Belge alıntısı:
Hemme’nin Öldüğü Günlerden Biri
(Yön: Murat Fıratoğlu)
Borç batağına saplanmış tarım işçisi Eyüp’ün yevmiye ödemesini geciktiren işvereni Hemme’nin peşinde bir gün boyunca Siverek sokaklarını arşınladığı film, yönetmen Murat Fıratoğlu’nun ilk uzun metrajı. Venedik’ten Jüri Özel Ödülü alan ve muhtelif ulusal festivallerden en yüksek payeyle ayrılan film, ağır konusuna rağmen sakin temposu ve sade anlatımıyla sinemada görmeye alıştığımız zoraki dram ve gerilimleri ters yüz ediyor. Eyüp kameranın önünden yürüyüp giderken sokaklar, avlular, tarlalar ve günlük hayatın rutini yerli yerinde kalıyor. Yiğit Atılgan

Mukadderat
(Yön: Nadim Güç)
45 yıllık evliliğinin ardından hayatına tek başına devam etmek istemeyen Sultan, eşinin ölümünün ertesi gününde evlenmek istediğini söylemesiyle tepkileri çekiyor fakat “Elalem ne der?” ile “Bu yaştan sonra ne evliliği?” soruları Sultan’a geri adım attırmıyor. Bir ölümün ardından evde yalnız kalan aile üyelerinin gülmeye başlamasına, gözlerinden yaş gelecek kadar kahkaha atmasına “sarı kahkaha” der Burhan Sönmez, İstanbul İstanbul adlı kitabında. Baştan sona bir sarı kahkaha olan Mukadderat, ölümün ardından gelen hüzünle çok ilgilenmiyor; yer yer sarsıcı cümleler ile hüznünü hissettirse de odağına güldürmeyi alıyor. Zelal Buldan

On Saniye
(Yön: Ceylan Özgün Özçelik)
Bir lise öğrencisinin kedisini öldürüp bunu videoya çekmesi, bu videoyu WhatsApp grubunda paylaşması ve daha da ötesi ölü kediyi okula getirmesi sonucu öğrencinin okuldan atılmasına karar veriliyor On Saniye’de. Okuldan atılma kararı üzerine, daha önce hiçbir veli toplantısına gelmemiş olan Yasemin bu kararı değiştirmek için rehberlik öğretmeni İpek’i ziyaret edince psikolojik savaş başlıyor. Bizleri Özel Fener Rum Lisesi’nin kapısından içeri sokan ve film boyunca orada bırakan On Saniye, özellikle senaryosu ve teknik detayları ile dikkat çekiyor. Kamera hareketleri anlam yaratmakta ustaca kullanılırken, ses ise gerilimin dozunu artıran en büyük araç oluyor. Zelal Buldan

Ölü Mevsim
(Yön: Doğuş Algün)

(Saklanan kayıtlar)
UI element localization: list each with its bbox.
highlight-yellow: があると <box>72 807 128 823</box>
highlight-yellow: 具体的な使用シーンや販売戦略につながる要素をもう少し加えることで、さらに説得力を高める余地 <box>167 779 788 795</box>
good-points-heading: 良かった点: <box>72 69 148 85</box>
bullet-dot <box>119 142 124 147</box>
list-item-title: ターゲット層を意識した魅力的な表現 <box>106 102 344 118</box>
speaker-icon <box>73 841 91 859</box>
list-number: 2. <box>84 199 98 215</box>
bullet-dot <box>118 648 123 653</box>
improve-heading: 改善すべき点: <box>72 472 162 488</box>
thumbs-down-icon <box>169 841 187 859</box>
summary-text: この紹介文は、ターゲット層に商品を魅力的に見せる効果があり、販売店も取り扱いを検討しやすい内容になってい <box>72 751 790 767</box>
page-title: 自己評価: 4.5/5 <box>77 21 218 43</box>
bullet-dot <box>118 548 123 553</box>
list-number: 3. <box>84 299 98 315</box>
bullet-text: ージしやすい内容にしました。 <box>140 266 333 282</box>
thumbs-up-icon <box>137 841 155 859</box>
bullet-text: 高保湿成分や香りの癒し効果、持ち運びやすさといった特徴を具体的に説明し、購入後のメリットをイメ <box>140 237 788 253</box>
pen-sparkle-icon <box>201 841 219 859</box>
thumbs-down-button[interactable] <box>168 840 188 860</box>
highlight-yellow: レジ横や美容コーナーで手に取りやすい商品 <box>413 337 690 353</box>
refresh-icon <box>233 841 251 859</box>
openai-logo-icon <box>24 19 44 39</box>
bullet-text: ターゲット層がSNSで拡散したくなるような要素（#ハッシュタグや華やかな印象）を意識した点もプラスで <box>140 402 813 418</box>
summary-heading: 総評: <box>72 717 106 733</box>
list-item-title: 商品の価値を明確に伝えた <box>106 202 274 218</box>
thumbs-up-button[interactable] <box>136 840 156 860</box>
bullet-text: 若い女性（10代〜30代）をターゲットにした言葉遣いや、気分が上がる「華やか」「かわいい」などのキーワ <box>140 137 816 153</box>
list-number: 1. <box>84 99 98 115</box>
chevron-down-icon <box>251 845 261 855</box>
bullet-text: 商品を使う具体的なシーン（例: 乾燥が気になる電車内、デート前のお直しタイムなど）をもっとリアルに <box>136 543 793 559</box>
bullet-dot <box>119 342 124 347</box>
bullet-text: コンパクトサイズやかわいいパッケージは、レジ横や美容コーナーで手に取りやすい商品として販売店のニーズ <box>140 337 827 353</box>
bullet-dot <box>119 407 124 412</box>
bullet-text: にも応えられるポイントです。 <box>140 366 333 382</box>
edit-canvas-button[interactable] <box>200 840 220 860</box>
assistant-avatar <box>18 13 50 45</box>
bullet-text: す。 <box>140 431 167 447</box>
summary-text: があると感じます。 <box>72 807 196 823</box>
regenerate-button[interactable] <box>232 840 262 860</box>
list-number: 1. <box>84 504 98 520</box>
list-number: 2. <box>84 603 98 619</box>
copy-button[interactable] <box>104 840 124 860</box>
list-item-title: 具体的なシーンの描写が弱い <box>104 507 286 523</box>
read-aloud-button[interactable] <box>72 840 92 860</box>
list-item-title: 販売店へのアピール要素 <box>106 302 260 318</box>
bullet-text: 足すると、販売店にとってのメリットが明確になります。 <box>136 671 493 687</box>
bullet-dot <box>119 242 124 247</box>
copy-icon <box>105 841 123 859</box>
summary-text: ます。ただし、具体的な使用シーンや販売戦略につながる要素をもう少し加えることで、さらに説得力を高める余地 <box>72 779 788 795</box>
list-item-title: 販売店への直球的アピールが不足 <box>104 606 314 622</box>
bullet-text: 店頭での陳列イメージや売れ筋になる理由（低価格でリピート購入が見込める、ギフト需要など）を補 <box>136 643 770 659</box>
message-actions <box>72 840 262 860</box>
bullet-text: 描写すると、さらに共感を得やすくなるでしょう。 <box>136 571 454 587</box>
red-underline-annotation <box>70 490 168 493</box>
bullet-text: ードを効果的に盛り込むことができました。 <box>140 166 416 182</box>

Yapılacak işler:
1) Film yazılarına göre Mukadderat'taki Sultan'ın evliliği kaç yıl sürmüş?
2) Film yazılarından "Borç batağına saplanmış" sözlerinden "(Yön: Nadim Güç)" sözlerine kadar olan bölümü olduğu gibi çıkarın.

Görev yanıtları:
1) 45 yıl.

2)
Borç batağına saplanmış tarım işçisi Eyüp’ün yevmiye ödemesini geciktiren işvereni Hemme’nin peşinde bir gün boyunca Siverek sokaklarını arşınladığı film, yönetmen Murat Fıratoğlu’nun ilk uzun metrajı. Venedik’ten Jüri Özel Ödülü alan ve muhtelif ulusal festivallerden en yüksek payeyle ayrılan film, ağır konusuna rağmen sakin temposu ve sade anlatımıyla sinemada görmeye alıştığımız zoraki dram ve gerilimleri ters yüz ediyor. Eyüp kameranın önünden yürüyüp giderken sokaklar, avlular, tarlalar ve günlük hayatın rutini yerli yerinde kalıyor. Yiğit Atılgan

Mukadderat
(Yön: Nadim Güç)